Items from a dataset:
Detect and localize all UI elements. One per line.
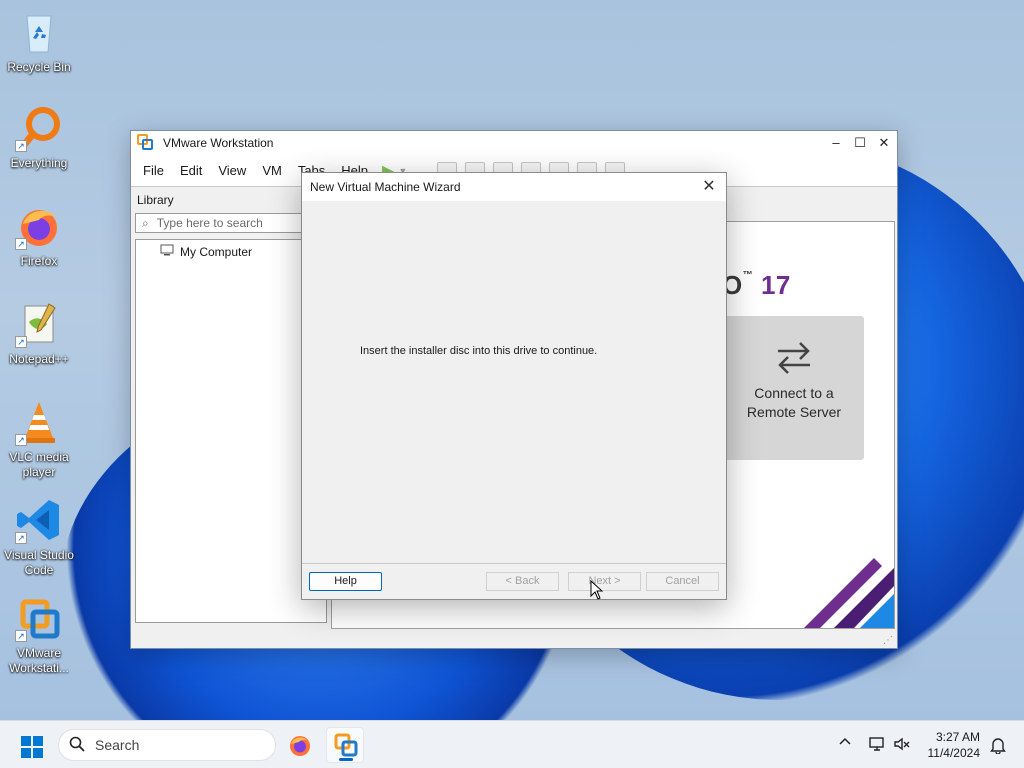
volume-muted-icon[interactable] xyxy=(893,735,911,756)
library-search-input[interactable]: ⌕ Type here to search xyxy=(135,213,327,233)
tree-item-label: My Computer xyxy=(180,244,253,259)
desktop-icon-label: VMware Workstati... xyxy=(9,646,69,675)
system-clock[interactable]: 3:27 AM 11/4/2024 xyxy=(928,729,981,761)
taskbar-firefox-button[interactable] xyxy=(288,733,312,760)
menu-edit[interactable]: Edit xyxy=(172,163,210,178)
vmware-brand-ribbon xyxy=(804,558,894,628)
shortcut-arrow-icon: ↗ xyxy=(15,532,27,544)
computer-icon xyxy=(160,244,174,259)
search-icon xyxy=(69,736,85,755)
library-title: Library xyxy=(137,193,174,207)
wizard-message: Insert the installer disc into this driv… xyxy=(360,345,598,357)
windows-logo-icon xyxy=(21,736,43,758)
vscode-icon: ↗ xyxy=(15,496,63,544)
new-vm-wizard-dialog: New Virtual Machine Wizard ✕ Insert the … xyxy=(301,172,727,600)
desktop-icon-vlc[interactable]: ↗ VLC media player xyxy=(2,398,76,480)
library-search-placeholder: Type here to search xyxy=(156,216,263,230)
firefox-icon xyxy=(290,736,310,756)
tree-item-my-computer[interactable]: My Computer xyxy=(136,240,326,259)
clock-date: 11/4/2024 xyxy=(927,746,981,760)
version-number: 17 xyxy=(760,270,791,300)
shortcut-arrow-icon: ↗ xyxy=(15,140,27,152)
firefox-icon: ↗ xyxy=(15,202,63,250)
recycle-bin-icon xyxy=(15,8,63,56)
help-button[interactable]: Help xyxy=(309,572,382,591)
wizard-close-button[interactable]: ✕ xyxy=(698,176,720,198)
desktop-icon-label: Recycle Bin xyxy=(7,60,71,74)
wizard-title: New Virtual Machine Wizard xyxy=(310,180,461,194)
vmware-workstation-icon: ↗ xyxy=(15,594,63,642)
swap-arrows-icon xyxy=(724,336,864,384)
library-tree: My Computer xyxy=(135,239,327,623)
everything-search-icon: ↗ xyxy=(15,104,63,152)
taskbar-search-label: Search xyxy=(95,737,140,753)
cancel-button[interactable]: Cancel xyxy=(646,572,719,591)
desktop-icon-label: Notepad++ xyxy=(9,352,69,366)
vmware-workstation-icon xyxy=(334,733,358,757)
taskbar-vmware-button[interactable] xyxy=(326,727,364,763)
taskbar: Search 3:27 AM 11/4/2024 xyxy=(0,720,1024,768)
shortcut-arrow-icon: ↗ xyxy=(15,336,27,348)
desktop-icon-label: Visual Studio Code xyxy=(4,548,74,577)
vlc-cone-icon: ↗ xyxy=(15,398,63,446)
notifications-bell-icon[interactable] xyxy=(990,736,1006,757)
wizard-titlebar[interactable]: New Virtual Machine Wizard xyxy=(302,173,726,201)
desktop-icon-everything[interactable]: ↗ Everything xyxy=(2,104,76,171)
window-titlebar[interactable]: VMware Workstation xyxy=(131,131,897,155)
mouse-cursor xyxy=(590,579,604,603)
close-button[interactable]: ✕ xyxy=(873,133,895,153)
next-button[interactable]: Next > xyxy=(568,572,641,591)
active-indicator xyxy=(339,758,353,761)
desktop-icon-vmware[interactable]: ↗ VMware Workstati... xyxy=(2,594,76,676)
back-button[interactable]: < Back xyxy=(486,572,559,591)
menu-vm[interactable]: VM xyxy=(254,163,290,178)
desktop-icon-label: Firefox xyxy=(20,254,58,268)
clock-time: 3:27 AM xyxy=(935,730,980,744)
taskbar-search-box[interactable]: Search xyxy=(58,729,276,761)
desktop: Recycle Bin ↗ Everything ↗ Firefox ↗ Not… xyxy=(0,0,1024,720)
menu-view[interactable]: View xyxy=(210,163,254,178)
vmware-app-icon xyxy=(137,133,153,153)
shortcut-arrow-icon: ↗ xyxy=(15,434,27,446)
maximize-button[interactable]: ☐ xyxy=(849,133,871,153)
card-label: Connect to a Remote Server xyxy=(746,385,842,420)
start-button[interactable] xyxy=(20,735,44,762)
notepadpp-icon: ↗ xyxy=(15,300,63,348)
menu-file[interactable]: File xyxy=(135,163,172,178)
connect-remote-server-card[interactable]: Connect to a Remote Server xyxy=(724,316,864,460)
shortcut-arrow-icon: ↗ xyxy=(15,238,27,250)
search-icon: ⌕ xyxy=(142,215,149,230)
minimize-button[interactable]: – xyxy=(825,133,847,153)
desktop-icon-label: VLC media player xyxy=(9,450,69,479)
desktop-icon-notepadpp[interactable]: ↗ Notepad++ xyxy=(2,300,76,367)
library-panel: Library ⌕ Type here to search My Compute… xyxy=(135,189,327,645)
resize-grip-icon[interactable]: ⋰ xyxy=(883,635,893,646)
desktop-icon-label: Everything xyxy=(10,156,68,170)
show-hidden-icons-chevron-icon[interactable] xyxy=(838,735,852,752)
desktop-icon-vscode[interactable]: ↗ Visual Studio Code xyxy=(2,496,76,578)
shortcut-arrow-icon: ↗ xyxy=(15,630,27,642)
desktop-icon-recycle-bin[interactable]: Recycle Bin xyxy=(2,8,76,75)
window-title: VMware Workstation xyxy=(163,136,274,150)
desktop-icon-firefox[interactable]: ↗ Firefox xyxy=(2,202,76,269)
network-icon[interactable] xyxy=(868,735,886,756)
wizard-footer: Help < Back Next > Cancel xyxy=(302,563,726,599)
product-version-logo: O™ 17 xyxy=(722,270,791,300)
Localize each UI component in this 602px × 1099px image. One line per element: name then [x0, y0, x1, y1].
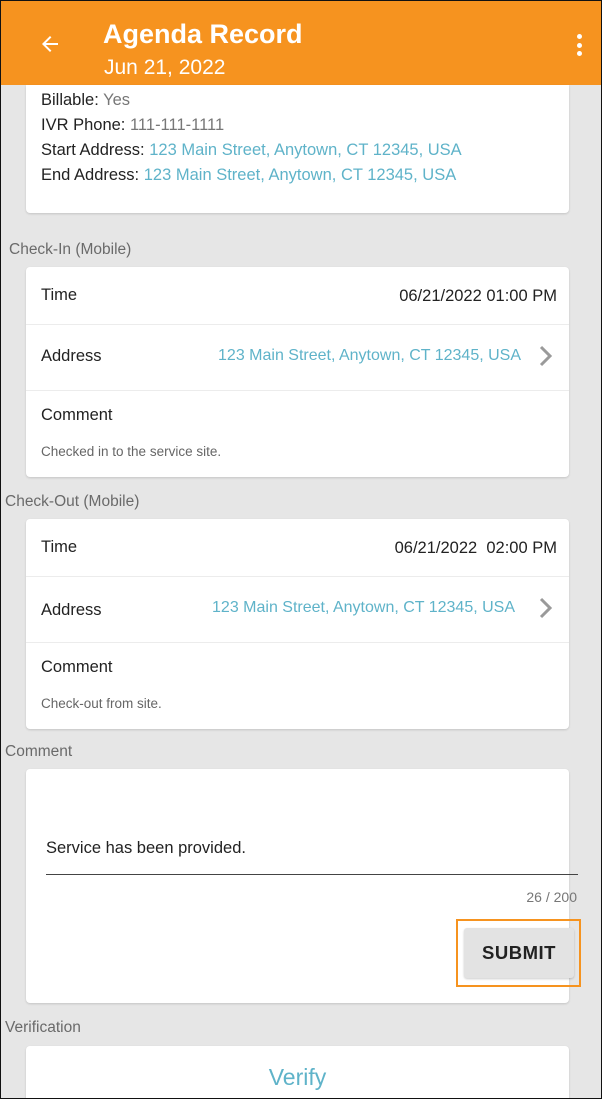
character-counter: 26 / 200 — [526, 889, 577, 905]
checkin-section-header: Check-In (Mobile) — [9, 241, 132, 258]
verify-button[interactable]: Verify — [26, 1046, 569, 1098]
comment-section-header: Comment — [5, 743, 73, 760]
checkout-time-row: Time 06/21/2022 02:00 PM — [26, 519, 569, 577]
checkout-address-link[interactable]: 123 Main Street, Anytown, CT 12345, USA — [212, 599, 515, 617]
verification-card: Verify — [26, 1046, 569, 1098]
end-address-label: End Address: — [41, 166, 140, 184]
screen: Agenda Record Jun 21, 2022 Billable: Yes… — [0, 0, 602, 1099]
chevron-right-icon[interactable] — [535, 344, 557, 368]
checkin-comment-label: Comment — [41, 406, 113, 424]
comment-card: 26 / 200 SUBMIT — [26, 769, 581, 1003]
comment-input[interactable] — [46, 823, 578, 875]
app-bar: Agenda Record Jun 21, 2022 — [1, 1, 601, 85]
checkout-time-value: 06/21/2022 02:00 PM — [394, 539, 557, 557]
billable-line: Billable: Yes — [41, 89, 130, 111]
ivr-phone-value: 111-111-1111 — [129, 116, 225, 134]
start-address-label: Start Address: — [41, 141, 145, 159]
end-address-link[interactable]: 123 Main Street, Anytown, CT 12345, USA — [144, 166, 456, 184]
page-title: Agenda Record — [103, 19, 303, 49]
submit-highlight: SUBMIT — [456, 919, 581, 987]
details-card: Billable: Yes IVR Phone: 111-111-1111 St… — [26, 85, 569, 213]
checkout-comment-text: Check-out from site. — [41, 696, 162, 711]
checkout-section-header: Check-Out (Mobile) — [5, 493, 140, 510]
checkin-time-value: 06/21/2022 01:00 PM — [399, 287, 557, 305]
start-address-line: Start Address: 123 Main Street, Anytown,… — [41, 139, 462, 161]
checkin-time-row: Time 06/21/2022 01:00 PM — [26, 267, 569, 325]
end-address-line: End Address: 123 Main Street, Anytown, C… — [41, 164, 456, 186]
checkin-address-link[interactable]: 123 Main Street, Anytown, CT 12345, USA — [218, 347, 521, 365]
page-subtitle-date: Jun 21, 2022 — [104, 56, 226, 79]
verification-section-header: Verification — [5, 1019, 81, 1036]
billable-value: Yes — [103, 91, 131, 109]
billable-label: Billable: — [41, 91, 99, 109]
ivr-phone-label: IVR Phone: — [41, 116, 126, 134]
checkout-address-row[interactable]: 123 Main Street, Anytown, CT 12345, USA … — [26, 577, 569, 643]
chevron-right-icon[interactable] — [535, 596, 557, 620]
checkout-comment-label: Comment — [41, 658, 113, 676]
checkout-address-label: Address — [41, 601, 102, 619]
checkin-address-label: Address — [41, 347, 102, 365]
arrow-left-icon[interactable] — [37, 31, 63, 57]
submit-button[interactable]: SUBMIT — [464, 928, 574, 978]
checkin-card: Time 06/21/2022 01:00 PM Address 123 Mai… — [26, 267, 569, 477]
more-vert-icon[interactable] — [569, 31, 589, 59]
start-address-link[interactable]: 123 Main Street, Anytown, CT 12345, USA — [149, 141, 461, 159]
checkin-time-label: Time — [41, 286, 78, 304]
checkin-comment-text: Checked in to the service site. — [41, 444, 222, 459]
checkin-address-row[interactable]: Address 123 Main Street, Anytown, CT 123… — [26, 325, 569, 391]
checkout-card: Time 06/21/2022 02:00 PM 123 Main Street… — [26, 519, 569, 729]
ivr-phone-line: IVR Phone: 111-111-1111 — [41, 114, 224, 136]
checkout-time-label: Time — [41, 538, 78, 556]
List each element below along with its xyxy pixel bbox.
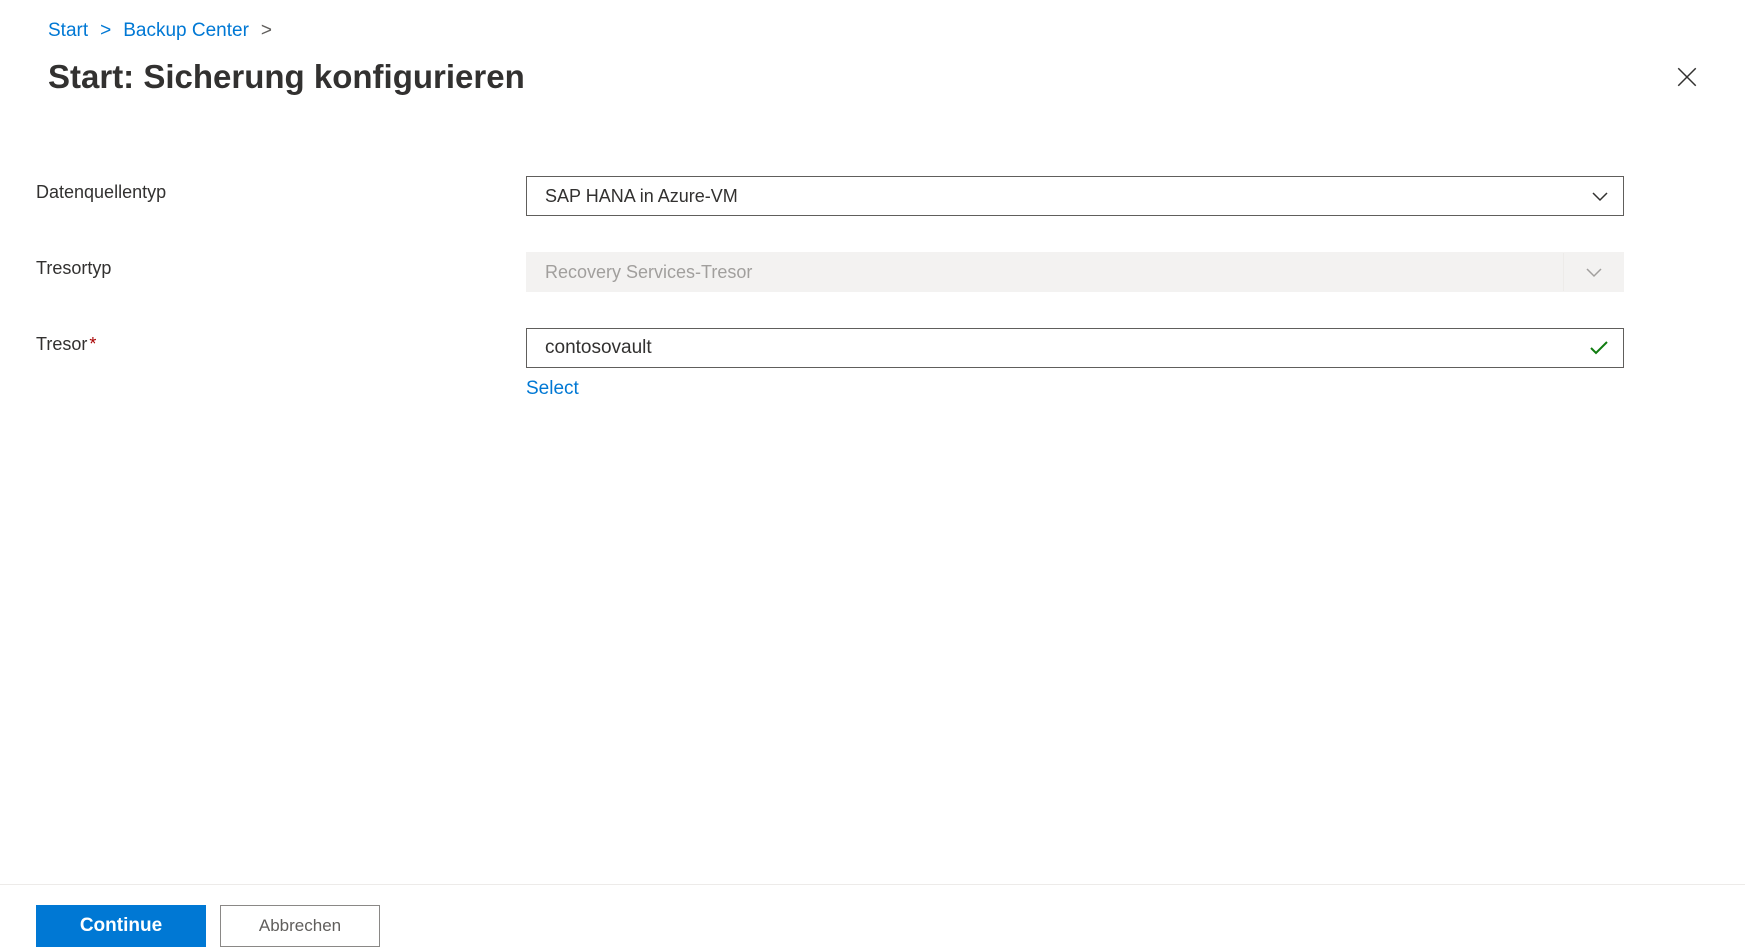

Do this: Copy out the lines of the listing above, starting at the line that contains "character-counter: 26 /" and ending at the line that contains "checkout-time-value: 06/21/2022 02:00", with both of those lines included.

Result:
character-counter: 26 / 200 — [526, 889, 577, 905]
checkin-section-header: Check-In (Mobile) — [9, 241, 132, 258]
verify-button[interactable]: Verify — [26, 1046, 569, 1098]
comment-section-header: Comment — [5, 743, 73, 760]
checkout-time-row: Time 06/21/2022 02:00 PM — [26, 519, 569, 577]
checkout-address-link[interactable]: 123 Main Street, Anytown, CT 12345, USA — [212, 599, 515, 617]
verification-card: Verify — [26, 1046, 569, 1098]
end-address-label: End Address: — [41, 166, 140, 184]
screen: Agenda Record Jun 21, 2022 Billable: Yes… — [0, 0, 602, 1099]
chevron-right-icon[interactable] — [535, 344, 557, 368]
checkin-comment-label: Comment — [41, 406, 113, 424]
comment-card: 26 / 200 SUBMIT — [26, 769, 581, 1003]
comment-input[interactable] — [46, 823, 578, 875]
app-bar: Agenda Record Jun 21, 2022 — [1, 1, 601, 85]
checkout-time-value: 06/21/2022 02:00 PM — [394, 539, 557, 557]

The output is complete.